Data listing |
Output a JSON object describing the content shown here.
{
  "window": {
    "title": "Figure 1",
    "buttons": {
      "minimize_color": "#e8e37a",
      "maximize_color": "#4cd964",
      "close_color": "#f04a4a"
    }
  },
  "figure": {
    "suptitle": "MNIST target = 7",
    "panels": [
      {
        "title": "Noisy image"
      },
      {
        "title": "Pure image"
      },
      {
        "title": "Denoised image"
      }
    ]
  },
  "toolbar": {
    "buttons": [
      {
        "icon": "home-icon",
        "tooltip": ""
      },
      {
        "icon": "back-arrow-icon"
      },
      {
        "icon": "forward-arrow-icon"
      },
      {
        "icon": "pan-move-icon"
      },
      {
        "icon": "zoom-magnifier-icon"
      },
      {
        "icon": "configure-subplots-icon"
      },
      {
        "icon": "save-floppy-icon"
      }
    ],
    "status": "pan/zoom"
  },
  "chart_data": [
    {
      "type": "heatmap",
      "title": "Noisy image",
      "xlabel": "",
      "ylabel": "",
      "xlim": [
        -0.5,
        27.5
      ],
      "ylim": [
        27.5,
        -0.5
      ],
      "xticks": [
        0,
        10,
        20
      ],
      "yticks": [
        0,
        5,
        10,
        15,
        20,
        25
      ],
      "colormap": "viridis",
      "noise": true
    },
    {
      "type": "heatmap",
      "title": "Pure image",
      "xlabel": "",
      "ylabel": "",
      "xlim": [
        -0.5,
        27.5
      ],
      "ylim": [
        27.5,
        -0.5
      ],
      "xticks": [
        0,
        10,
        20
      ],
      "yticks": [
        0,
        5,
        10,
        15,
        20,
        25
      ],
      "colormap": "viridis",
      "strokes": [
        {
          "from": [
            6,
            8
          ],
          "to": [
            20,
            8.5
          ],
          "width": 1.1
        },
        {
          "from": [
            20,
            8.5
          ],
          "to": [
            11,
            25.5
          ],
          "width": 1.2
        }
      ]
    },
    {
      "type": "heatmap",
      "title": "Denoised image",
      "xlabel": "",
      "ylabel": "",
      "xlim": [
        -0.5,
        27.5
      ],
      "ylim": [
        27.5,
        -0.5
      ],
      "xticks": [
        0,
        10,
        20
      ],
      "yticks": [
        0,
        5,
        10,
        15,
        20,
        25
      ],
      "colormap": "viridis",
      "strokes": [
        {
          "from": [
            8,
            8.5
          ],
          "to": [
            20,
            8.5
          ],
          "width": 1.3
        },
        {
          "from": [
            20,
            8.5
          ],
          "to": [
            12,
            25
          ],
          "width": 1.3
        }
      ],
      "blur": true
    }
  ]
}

Set task |
Write each line above out exactly.

Answer below |
Output a JSON object describing the content shown here.
{
  "window": {
    "title": "Figure 1",
    "buttons": {
      "minimize_color": "#e8e37a",
      "maximize_color": "#4cd964",
      "close_color": "#f04a4a"
    }
  },
  "figure": {
    "suptitle": "MNIST target = 7",
    "panels": [
      {
        "title": "Noisy image"
      },
      {
        "title": "Pure image"
      },
      {
        "title": "Denoised image"
      }
    ]
  },
  "toolbar": {
    "buttons": [
      {
        "icon": "home-icon",
        "tooltip": ""
      },
      {
        "icon": "back-arrow-icon"
      },
      {
        "icon": "forward-arrow-icon"
      },
      {
        "icon": "pan-move-icon"
      },
      {
        "icon": "zoom-magnifier-icon"
      },
      {
        "icon": "configure-subplots-icon"
      },
      {
        "icon": "save-floppy-icon"
      }
    ],
    "status": "pan/zoom"
  },
  "chart_data": [
    {
      "type": "heatmap",
      "title": "Noisy image",
      "xlabel": "",
      "ylabel": "",
      "xlim": [
        -0.5,
        27.5
      ],
      "ylim": [
        27.5,
        -0.5
      ],
      "xticks": [
        0,
        10,
        20
      ],
      "yticks": [
        0,
        5,
        10,
        15,
        20,
        25
      ],
      "colormap": "viridis",
      "noise": true
    },
    {
      "type": "heatmap",
      "title": "Pure image",
      "xlabel": "",
      "ylabel": "",
      "xlim": [
        -0.5,
        27.5
      ],
      "ylim": [
        27.5,
        -0.5
      ],
      "xticks": [
        0,
        10,
        20
      ],
      "yticks": [
        0,
        5,
        10,
        15,
        20,
        25
      ],
      "colormap": "viridis",
      "strokes": [
        {
          "from": [
            6,
            8
          ],
          "to": [
            20,
            8.5
          ],
          "width": 1.1
        },
        {
          "from": [
            20,
            8.5
          ],
          "to": [
            11,
            25.5
          ],
          "width": 1.2
        }
      ]
    },
    {
      "type": "heatmap",
      "title": "Denoised image",
      "xlabel": "",
      "ylabel": "",
      "xlim": [
        -0.5,
        27.5
      ],
      "ylim": [
        27.5,
        -0.5
      ],
      "xticks": [
        0,
        10,
        20
      ],
      "yticks": [
        0,
        5,
        10,
        15,
        20,
        25
      ],
      "colormap": "viridis",
      "strokes": [
        {
          "from": [
            8,
            8.5
          ],
          "to": [
            20,
            8.5
          ],
          "width": 1.3
        },
        {
          "from": [
            20,
            8.5
          ],
          "to": [
            12,
            25
          ],
          "width": 1.3
        }
      ],
      "blur": true
    }
  ]
}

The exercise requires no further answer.